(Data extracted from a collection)
_____

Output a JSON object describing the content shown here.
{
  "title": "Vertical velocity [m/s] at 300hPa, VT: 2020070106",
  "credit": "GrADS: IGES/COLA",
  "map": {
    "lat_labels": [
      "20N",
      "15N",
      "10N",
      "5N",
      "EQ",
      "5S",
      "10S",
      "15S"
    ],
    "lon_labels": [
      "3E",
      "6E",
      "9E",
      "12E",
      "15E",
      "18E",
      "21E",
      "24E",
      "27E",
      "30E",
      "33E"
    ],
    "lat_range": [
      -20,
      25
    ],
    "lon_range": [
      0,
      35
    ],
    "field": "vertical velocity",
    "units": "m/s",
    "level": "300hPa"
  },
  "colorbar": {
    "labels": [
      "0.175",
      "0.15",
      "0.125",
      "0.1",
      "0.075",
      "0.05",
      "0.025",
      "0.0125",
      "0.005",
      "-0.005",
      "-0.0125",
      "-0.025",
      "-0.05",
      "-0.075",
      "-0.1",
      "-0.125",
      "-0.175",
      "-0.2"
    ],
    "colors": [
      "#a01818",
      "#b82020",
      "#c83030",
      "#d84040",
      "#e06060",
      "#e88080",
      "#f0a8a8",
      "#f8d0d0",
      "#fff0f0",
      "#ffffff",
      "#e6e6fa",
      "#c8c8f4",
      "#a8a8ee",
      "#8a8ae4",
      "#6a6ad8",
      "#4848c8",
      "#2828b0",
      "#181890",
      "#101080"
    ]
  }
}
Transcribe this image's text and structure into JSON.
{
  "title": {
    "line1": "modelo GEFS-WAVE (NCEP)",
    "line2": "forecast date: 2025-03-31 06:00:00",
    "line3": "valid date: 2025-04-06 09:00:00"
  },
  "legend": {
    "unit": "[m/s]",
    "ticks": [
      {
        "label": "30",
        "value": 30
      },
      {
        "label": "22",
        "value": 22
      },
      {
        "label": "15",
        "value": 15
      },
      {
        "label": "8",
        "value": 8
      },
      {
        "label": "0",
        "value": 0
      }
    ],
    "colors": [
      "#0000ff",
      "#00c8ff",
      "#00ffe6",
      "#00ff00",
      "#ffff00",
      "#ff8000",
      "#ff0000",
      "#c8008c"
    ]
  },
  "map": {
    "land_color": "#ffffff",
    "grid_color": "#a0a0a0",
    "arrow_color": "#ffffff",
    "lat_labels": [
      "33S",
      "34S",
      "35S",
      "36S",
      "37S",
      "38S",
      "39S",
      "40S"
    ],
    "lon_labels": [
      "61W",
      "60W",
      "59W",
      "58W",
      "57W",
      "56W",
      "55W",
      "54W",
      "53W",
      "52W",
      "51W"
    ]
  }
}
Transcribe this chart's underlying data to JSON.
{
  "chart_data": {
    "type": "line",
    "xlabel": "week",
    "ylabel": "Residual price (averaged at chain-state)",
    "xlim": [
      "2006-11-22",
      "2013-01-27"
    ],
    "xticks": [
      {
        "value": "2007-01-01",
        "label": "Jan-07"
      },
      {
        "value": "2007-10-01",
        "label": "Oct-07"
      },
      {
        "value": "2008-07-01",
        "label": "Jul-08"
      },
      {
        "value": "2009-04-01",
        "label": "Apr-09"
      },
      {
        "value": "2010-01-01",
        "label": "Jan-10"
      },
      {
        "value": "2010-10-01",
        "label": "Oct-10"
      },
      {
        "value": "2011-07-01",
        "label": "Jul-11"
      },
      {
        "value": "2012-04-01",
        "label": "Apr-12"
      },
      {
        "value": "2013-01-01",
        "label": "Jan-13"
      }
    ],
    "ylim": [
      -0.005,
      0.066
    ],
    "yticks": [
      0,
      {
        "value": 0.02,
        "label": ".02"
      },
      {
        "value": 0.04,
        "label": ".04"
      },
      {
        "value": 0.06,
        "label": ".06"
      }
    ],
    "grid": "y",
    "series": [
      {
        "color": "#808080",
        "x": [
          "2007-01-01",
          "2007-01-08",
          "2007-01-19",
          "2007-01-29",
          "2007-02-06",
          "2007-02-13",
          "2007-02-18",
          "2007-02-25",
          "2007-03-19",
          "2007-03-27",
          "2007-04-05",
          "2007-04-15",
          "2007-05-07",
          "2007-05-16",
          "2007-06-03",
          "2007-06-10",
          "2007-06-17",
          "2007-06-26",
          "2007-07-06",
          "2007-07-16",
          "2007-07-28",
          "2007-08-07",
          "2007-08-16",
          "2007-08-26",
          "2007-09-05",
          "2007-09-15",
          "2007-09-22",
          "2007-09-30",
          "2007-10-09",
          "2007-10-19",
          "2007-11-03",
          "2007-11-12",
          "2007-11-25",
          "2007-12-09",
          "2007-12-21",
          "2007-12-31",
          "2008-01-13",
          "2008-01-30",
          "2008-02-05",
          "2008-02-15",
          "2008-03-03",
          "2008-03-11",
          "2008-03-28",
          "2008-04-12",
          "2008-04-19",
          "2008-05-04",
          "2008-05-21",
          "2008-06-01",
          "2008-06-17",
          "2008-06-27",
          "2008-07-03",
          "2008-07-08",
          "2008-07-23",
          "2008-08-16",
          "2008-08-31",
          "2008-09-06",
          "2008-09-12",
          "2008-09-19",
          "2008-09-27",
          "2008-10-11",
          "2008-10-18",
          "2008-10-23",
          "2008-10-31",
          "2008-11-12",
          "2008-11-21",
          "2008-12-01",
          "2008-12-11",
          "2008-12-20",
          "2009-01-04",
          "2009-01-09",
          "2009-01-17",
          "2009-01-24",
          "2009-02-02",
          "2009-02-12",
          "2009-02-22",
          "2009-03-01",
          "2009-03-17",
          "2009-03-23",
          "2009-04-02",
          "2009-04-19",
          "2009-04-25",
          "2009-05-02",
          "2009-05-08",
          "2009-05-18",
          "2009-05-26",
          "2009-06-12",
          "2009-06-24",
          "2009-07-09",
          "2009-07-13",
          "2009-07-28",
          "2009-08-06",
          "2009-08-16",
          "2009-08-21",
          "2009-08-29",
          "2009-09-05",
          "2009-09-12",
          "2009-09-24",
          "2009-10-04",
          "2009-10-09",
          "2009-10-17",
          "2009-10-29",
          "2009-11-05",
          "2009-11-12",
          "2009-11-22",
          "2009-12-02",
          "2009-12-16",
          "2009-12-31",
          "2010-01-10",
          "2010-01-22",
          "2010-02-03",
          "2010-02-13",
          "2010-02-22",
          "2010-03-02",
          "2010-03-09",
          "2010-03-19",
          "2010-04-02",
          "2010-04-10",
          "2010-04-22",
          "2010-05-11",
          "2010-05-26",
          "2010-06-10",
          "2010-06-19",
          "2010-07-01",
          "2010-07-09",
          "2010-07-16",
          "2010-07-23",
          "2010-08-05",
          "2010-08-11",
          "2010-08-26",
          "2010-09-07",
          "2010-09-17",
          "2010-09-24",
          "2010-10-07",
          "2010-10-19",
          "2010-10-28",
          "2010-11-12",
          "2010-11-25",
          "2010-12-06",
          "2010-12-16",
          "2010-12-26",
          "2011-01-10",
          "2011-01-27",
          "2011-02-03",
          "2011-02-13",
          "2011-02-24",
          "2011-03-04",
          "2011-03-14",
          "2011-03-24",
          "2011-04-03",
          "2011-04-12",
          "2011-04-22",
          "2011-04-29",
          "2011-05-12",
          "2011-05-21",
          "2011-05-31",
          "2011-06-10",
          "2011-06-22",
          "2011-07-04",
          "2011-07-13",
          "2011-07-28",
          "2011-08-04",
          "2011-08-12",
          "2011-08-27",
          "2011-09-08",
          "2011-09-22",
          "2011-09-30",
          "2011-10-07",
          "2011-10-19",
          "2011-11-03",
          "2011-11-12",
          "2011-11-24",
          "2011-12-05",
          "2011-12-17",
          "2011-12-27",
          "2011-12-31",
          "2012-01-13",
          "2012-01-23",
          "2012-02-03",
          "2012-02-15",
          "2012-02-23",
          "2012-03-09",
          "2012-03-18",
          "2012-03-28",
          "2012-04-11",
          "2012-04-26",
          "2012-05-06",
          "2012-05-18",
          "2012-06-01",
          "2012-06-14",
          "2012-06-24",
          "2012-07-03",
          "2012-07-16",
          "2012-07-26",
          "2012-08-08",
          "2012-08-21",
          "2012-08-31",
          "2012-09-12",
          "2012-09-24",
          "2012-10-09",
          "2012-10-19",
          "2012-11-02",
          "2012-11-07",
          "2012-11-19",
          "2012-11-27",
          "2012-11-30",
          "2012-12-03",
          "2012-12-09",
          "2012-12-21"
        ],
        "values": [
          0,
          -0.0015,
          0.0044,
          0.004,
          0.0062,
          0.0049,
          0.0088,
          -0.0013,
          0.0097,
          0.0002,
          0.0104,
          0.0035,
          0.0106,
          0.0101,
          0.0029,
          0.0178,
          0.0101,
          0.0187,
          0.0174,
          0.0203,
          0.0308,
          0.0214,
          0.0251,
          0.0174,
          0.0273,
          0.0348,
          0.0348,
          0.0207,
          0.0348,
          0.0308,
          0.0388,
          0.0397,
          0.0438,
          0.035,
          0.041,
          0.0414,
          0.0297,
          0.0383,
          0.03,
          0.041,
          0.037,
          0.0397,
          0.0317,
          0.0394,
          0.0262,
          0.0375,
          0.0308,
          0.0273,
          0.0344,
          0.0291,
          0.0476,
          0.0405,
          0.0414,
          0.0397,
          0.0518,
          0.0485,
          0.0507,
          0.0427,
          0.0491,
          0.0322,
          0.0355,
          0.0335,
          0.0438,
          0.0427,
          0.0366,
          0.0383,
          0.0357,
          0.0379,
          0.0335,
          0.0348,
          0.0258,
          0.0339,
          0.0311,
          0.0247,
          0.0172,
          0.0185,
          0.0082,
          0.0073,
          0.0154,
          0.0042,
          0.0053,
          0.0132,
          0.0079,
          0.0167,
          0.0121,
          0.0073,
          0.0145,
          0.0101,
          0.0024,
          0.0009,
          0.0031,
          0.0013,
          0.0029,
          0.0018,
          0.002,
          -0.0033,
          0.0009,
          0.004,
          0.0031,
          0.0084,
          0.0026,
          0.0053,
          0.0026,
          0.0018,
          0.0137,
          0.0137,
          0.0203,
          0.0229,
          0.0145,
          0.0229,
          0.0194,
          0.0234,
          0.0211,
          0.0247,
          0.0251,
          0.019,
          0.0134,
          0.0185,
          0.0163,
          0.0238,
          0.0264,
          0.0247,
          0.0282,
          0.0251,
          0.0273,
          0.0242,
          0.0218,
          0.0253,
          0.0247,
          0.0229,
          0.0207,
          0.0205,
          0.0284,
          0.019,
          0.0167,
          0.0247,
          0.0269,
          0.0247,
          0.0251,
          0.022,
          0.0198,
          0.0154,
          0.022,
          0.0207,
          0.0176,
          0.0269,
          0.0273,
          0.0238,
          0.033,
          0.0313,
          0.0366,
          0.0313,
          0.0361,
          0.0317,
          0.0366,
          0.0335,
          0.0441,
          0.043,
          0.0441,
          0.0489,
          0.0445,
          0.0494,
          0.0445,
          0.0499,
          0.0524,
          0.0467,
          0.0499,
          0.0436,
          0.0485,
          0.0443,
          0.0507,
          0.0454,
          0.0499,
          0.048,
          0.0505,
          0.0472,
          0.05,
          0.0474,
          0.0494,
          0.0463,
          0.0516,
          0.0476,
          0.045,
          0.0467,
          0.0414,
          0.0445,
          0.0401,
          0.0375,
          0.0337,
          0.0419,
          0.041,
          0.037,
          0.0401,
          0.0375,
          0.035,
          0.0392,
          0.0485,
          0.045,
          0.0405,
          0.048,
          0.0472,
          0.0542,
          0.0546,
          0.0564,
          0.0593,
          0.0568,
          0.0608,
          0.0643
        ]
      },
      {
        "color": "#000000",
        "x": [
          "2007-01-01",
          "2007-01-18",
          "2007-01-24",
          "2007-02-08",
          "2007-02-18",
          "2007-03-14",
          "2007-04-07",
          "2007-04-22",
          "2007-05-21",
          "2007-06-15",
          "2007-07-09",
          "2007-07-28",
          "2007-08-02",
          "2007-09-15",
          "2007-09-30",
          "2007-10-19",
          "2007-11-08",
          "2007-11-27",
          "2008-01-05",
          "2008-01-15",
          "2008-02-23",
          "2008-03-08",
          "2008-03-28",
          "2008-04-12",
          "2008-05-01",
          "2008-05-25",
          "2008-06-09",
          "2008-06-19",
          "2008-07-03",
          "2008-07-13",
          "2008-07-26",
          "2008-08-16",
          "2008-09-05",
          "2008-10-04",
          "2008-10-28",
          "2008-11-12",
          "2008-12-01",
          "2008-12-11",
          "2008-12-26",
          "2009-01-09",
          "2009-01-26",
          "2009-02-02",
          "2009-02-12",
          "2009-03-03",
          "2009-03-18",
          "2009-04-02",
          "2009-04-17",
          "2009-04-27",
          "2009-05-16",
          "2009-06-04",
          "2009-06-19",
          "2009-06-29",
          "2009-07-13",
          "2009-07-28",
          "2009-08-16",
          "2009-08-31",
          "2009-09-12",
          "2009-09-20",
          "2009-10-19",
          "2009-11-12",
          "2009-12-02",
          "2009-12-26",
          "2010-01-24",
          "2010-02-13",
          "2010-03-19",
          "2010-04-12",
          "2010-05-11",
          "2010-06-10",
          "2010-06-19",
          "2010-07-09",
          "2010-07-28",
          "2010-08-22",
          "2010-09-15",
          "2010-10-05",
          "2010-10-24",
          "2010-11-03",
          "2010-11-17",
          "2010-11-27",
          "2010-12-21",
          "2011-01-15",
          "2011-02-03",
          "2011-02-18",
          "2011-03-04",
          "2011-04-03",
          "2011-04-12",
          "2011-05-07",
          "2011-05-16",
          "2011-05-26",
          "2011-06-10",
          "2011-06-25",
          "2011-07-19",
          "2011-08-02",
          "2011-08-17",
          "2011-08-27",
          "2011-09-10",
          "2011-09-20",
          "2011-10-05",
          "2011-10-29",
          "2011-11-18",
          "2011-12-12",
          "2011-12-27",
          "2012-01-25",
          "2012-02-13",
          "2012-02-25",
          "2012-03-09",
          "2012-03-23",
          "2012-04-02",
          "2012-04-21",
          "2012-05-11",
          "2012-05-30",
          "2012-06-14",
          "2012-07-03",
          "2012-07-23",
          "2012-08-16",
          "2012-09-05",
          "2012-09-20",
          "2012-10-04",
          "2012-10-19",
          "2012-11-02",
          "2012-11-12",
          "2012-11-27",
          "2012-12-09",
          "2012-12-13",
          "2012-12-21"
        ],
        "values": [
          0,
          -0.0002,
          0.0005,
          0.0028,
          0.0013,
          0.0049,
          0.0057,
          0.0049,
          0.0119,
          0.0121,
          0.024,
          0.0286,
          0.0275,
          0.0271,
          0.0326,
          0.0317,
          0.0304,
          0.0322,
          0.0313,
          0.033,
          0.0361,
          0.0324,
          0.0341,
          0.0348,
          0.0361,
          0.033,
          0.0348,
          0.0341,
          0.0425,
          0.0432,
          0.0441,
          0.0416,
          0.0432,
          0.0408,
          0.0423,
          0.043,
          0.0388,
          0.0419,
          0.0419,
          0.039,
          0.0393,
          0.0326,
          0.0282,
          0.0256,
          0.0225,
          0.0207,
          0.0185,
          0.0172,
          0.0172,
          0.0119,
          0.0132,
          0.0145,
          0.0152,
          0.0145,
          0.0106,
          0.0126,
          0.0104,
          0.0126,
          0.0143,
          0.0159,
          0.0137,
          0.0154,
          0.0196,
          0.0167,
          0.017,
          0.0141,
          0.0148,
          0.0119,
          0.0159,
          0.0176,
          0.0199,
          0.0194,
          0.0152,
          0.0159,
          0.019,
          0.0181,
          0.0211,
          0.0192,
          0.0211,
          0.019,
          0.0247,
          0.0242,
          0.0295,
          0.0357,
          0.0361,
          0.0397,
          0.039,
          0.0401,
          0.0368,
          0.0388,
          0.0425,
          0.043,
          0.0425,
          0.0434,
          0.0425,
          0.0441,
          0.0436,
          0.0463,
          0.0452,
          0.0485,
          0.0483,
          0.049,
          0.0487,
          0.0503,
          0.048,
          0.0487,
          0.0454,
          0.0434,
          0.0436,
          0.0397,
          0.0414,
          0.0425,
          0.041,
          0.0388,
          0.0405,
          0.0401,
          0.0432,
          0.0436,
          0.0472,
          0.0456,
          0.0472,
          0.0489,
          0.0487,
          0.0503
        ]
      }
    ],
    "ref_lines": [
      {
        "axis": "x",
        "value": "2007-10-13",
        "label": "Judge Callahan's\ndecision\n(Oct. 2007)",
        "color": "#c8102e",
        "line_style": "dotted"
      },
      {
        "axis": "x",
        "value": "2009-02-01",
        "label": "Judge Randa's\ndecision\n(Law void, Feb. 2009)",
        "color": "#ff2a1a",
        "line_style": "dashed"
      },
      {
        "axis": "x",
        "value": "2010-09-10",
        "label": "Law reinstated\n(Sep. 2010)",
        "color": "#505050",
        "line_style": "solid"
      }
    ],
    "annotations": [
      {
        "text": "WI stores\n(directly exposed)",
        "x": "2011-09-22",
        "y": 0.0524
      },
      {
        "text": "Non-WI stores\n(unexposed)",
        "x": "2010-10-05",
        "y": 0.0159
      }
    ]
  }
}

_____

Among the entries above, how many lines hold the string "this"? Respond with nothing but the number.

● OUTPUT: 2